Aim of the exercise: Copy nothing but the text: reproduce each line of the listing exactly and leave the pictures out.

Start

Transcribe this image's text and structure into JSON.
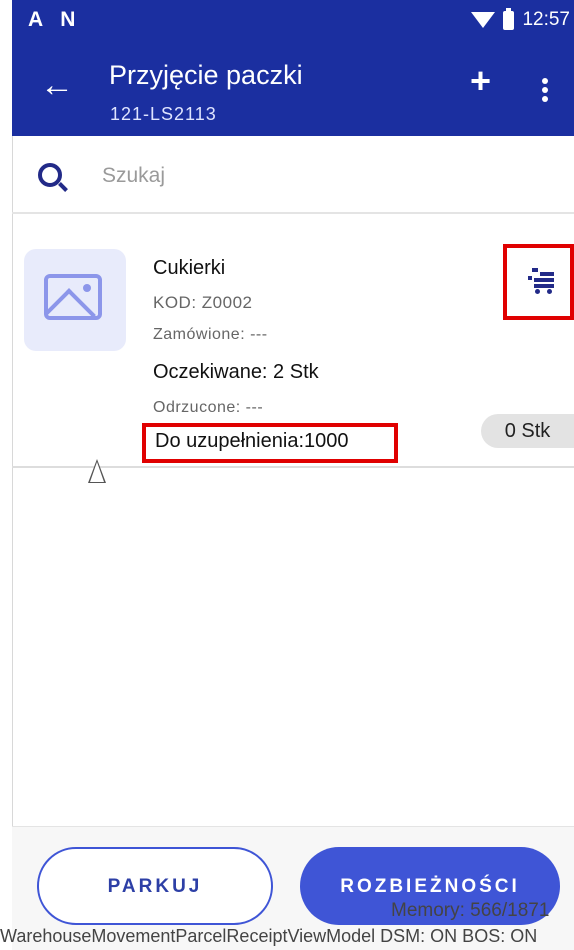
{
  "status_bar": {
    "left_icons": "A N",
    "time": "12:57"
  },
  "app_bar": {
    "back_icon": "arrow-left-icon",
    "title": "Przyjęcie paczki",
    "subtitle": "121-LS2113",
    "add_icon": "+"
  },
  "search": {
    "placeholder": "Szukaj"
  },
  "item": {
    "name": "Cukierki",
    "code": "KOD: Z0002",
    "ordered": "Zamówione: ---",
    "expected": "Oczekiwane: 2 Stk",
    "rejected": "Odrzucone: ---",
    "to_fill": "Do uzupełnienia:1000",
    "quantity_chip": "0 Stk",
    "cart_icon": "cart-icon"
  },
  "buttons": {
    "park": "PARKUJ",
    "discrepancies": "ROZBIEŻNOŚCI"
  },
  "debug": {
    "memory": "Memory: 566/1871",
    "footer": "WarehouseMovementParcelReceiptViewModel DSM: ON BOS: ON"
  },
  "colors": {
    "primary": "#1b2fa0",
    "accent": "#3f55d6",
    "highlight": "#e00000"
  }
}
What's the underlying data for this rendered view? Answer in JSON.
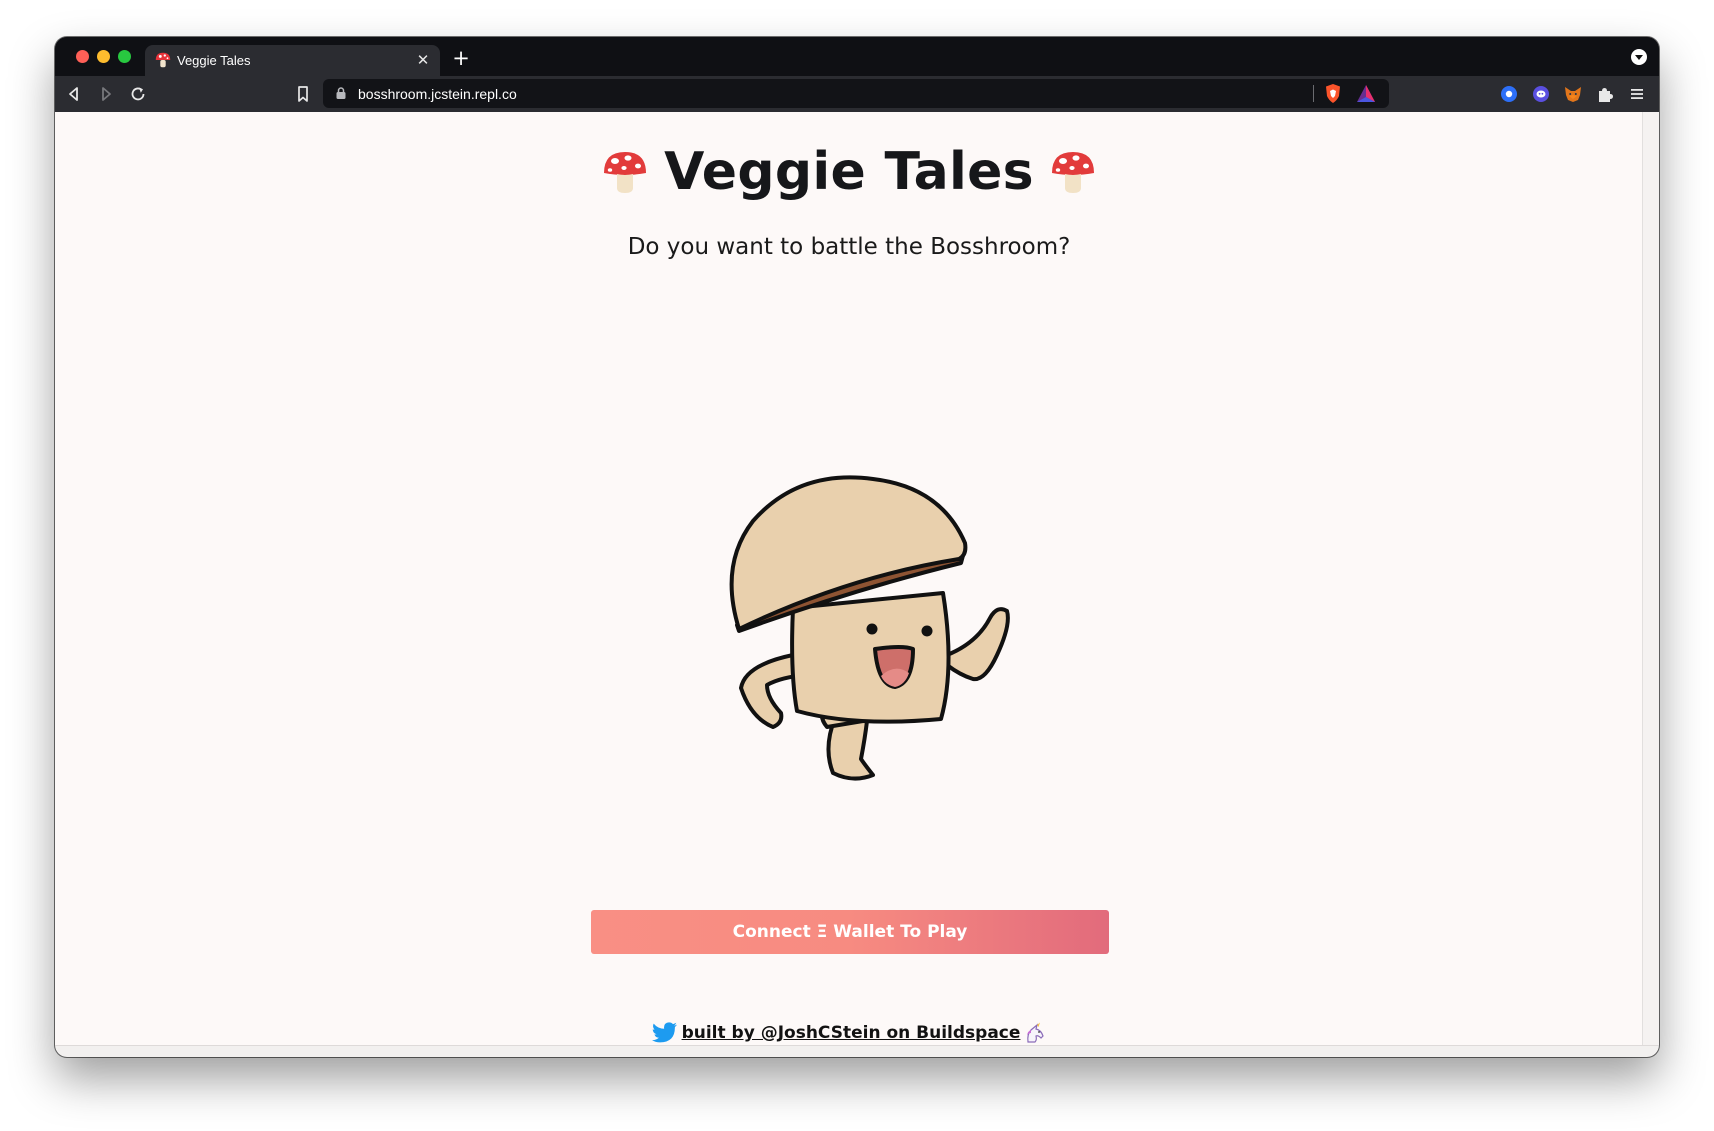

End

Correct output:
Transcribe this image's text and structure into JSON.
{
  "status_bar": {
    "left_icons": "A N",
    "time": "12:57"
  },
  "app_bar": {
    "back_icon": "arrow-left-icon",
    "title": "Przyjęcie paczki",
    "subtitle": "121-LS2113",
    "add_icon": "+"
  },
  "search": {
    "placeholder": "Szukaj"
  },
  "item": {
    "name": "Cukierki",
    "code": "KOD: Z0002",
    "ordered": "Zamówione: ---",
    "expected": "Oczekiwane: 2 Stk",
    "rejected": "Odrzucone: ---",
    "to_fill": "Do uzupełnienia:1000",
    "quantity_chip": "0 Stk",
    "cart_icon": "cart-icon"
  },
  "buttons": {
    "park": "PARKUJ",
    "discrepancies": "ROZBIEŻNOŚCI"
  },
  "debug": {
    "memory": "Memory: 566/1871",
    "footer": "WarehouseMovementParcelReceiptViewModel DSM: ON BOS: ON"
  },
  "colors": {
    "primary": "#1b2fa0",
    "accent": "#3f55d6",
    "highlight": "#e00000"
  }
}
What's the underlying data for this rendered view? Answer in JSON.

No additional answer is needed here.